**Tarefa**
Prossegue o texto sobre Entre Deux Eaux, de Adrien Missika, a partir da última frase apresentada.

**Seleção**
Entre Deux Eaux, de Adrien Missika
“And over the eons of time, the sea has grown ever more bitter with the salt of the continents.”
“Eventually man, too, found his way back to the sea.”
Rachel Carson, The Sea Around Us, 1951
Entre a escala e o peso das fronteiras marítimas no quotidiano político global, e a evidência de um elemento soberano que tudo varre nos seus múltiplos fluxos e correntes, Entre Deux Eaux, de Adrien Missika, é a manifestação de uma era geológica que chama por uma reconciliação política e científica entre o humano e o natural.
Em Atlas Ô, o emolduramento de oceanos e mares opõe-se à natural delimitação desses territórios e o consequente confinamento político-geográfico. E, no entanto, nenhum outro dispositivo poderia sublinhar com tanta clareza que também os mares são linhas de clivagem, tensão, mudança e alteridade abstratas. A moldura, com as suas precisas arestas retilíneas e ortogonais, é símbolo de uma separação, que, por seu lado, ajuda a conter e a reter o foco no fenómeno emoldurado. Pelo menos numa perspetiva micro.
Numa perspetiva macro, global, como a gaivota que esvoaça sobre a instalação, tem-se a noção de um globo espalmado e de uma constelação de massas de água que comunicam tangencialmente, longe da perceção científico-positivista proposta por Mercator. É o atlas sob o ponto de vista da água, que do ponto de vista histórico, cultural, político, congrega momentos e relações talvez com maior interesse que as fronteiras imaginárias terrestres, dos cumes, das florestas e das falhas geológicas. A instalação Atlas Ô é simultaneamente mapa e monumento, de perdas, conquistas e partilhas: dos tráficos de escravos e das primeiras viagens marítimas de longo curso; dos migrantes que afundaram as suas vidas em busca do exílio ou de uma vida melhor e das profícuas e férteis trocas comerciais que animaram a história dos países em torno, por exemplo, do Mediterrâneo; das lutas imperiais contra a pirataria às primeiras prospeções científicas nos mantos brancos polares.

**Excertos de dados**
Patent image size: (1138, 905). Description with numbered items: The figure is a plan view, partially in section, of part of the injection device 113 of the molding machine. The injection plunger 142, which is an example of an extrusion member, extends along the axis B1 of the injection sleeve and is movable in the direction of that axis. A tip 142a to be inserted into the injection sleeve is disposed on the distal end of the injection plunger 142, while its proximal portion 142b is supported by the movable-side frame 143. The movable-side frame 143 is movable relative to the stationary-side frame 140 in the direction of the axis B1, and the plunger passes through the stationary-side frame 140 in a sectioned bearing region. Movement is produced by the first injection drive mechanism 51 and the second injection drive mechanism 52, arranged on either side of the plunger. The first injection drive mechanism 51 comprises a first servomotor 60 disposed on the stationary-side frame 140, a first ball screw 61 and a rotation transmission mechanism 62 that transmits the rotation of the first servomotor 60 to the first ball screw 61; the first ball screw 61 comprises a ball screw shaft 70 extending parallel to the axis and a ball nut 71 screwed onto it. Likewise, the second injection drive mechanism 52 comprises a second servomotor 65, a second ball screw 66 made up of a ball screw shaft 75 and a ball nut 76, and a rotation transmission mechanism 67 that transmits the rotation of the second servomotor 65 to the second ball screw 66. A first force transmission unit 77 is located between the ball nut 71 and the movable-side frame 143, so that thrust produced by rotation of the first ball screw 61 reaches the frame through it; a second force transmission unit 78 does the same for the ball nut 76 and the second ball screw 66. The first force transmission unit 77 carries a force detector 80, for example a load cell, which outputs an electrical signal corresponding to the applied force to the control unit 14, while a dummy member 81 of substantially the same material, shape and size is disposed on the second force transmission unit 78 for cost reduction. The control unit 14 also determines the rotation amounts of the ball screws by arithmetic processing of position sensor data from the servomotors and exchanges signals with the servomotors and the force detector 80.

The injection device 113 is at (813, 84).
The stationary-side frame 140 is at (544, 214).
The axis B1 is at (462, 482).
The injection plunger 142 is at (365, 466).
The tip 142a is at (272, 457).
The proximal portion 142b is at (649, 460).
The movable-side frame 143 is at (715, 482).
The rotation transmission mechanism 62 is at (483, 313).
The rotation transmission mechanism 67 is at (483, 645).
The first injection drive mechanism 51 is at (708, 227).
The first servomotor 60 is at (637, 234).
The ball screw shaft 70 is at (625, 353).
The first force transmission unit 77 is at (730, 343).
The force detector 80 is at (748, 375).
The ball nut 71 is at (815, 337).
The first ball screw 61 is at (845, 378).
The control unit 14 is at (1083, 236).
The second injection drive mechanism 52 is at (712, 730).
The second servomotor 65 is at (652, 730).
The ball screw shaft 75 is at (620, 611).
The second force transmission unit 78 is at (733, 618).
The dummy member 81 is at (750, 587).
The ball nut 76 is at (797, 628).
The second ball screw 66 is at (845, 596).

**Resposta escrita**
A simplicidade da instalação é, contudo, errónea, na medida em que encerra uma materialização que dilata o conhecimento que dela extraímos num primeiro vislumbre. Como a pele azul-turquesa pálida que se descola para revelar, no recorte das letras, uma topografia marítima, algo mais pode ser dito sobre a plasticidade e a qualidade matéria da instalação.
As madeiras utilizadas para o emolduramento são expressão das paisagens naturais banhadas pelos mares e oceanos expostos, ao mesmo tempo que se reportam à histórica utilização de uma matéria desde sempre usada em câmbios comerciais. No limite, as espécies trabalhadas testemunham também a globalização desta matéria prima, o transvase de espécies de climas e territórios diferentes, as respetivas aclimatizações e propagações, ou o tráfico a que foram submetidas. São essas espécies, aliás, que ecoam na banda sonora desta viagem proposta por Missika em Arboretum.
The Sea of Carson é novamente uma visão política – mas também emotiva – sobre o mar e de como as políticas modernas diplomáticas – vazias no seu simbolismo geoestratégico – rompem com as memórias locais e culturais. Trata-se da mudança de nome da antiga Isla Ceralvo para Isla Jacques Cousteau, uma alteração que não contemplou de forma crítica as explorações petrolíferas feitas pelo cineasta e biólogo francês. O livro que o artista empunha na fotografia, em jeito de livro sagrado bramado à paisagem ondulante, intitula-se The Sea Around Us, de Rachel Carson, um documento que devolve o espírito científico e a poética a estas problemáticas e que deveria ser consultado repetidamente; usado até as páginas se desdobrarem em vincos; gasto pela luz dos tempos – tal como a cópia que Missika mostra nesta obra.
É este território azul profundo que serve de entorno a Triste Galet e Timeline, duas obras que expõem a viragem ontológica do Tempo, que passou a ser medido e ditado pelas regras e artifícios humanos e não pelos naturais – um tempo, um período geológico de naturezas fabricadas, de seixos de esferovite que se confundem com seixos minerais.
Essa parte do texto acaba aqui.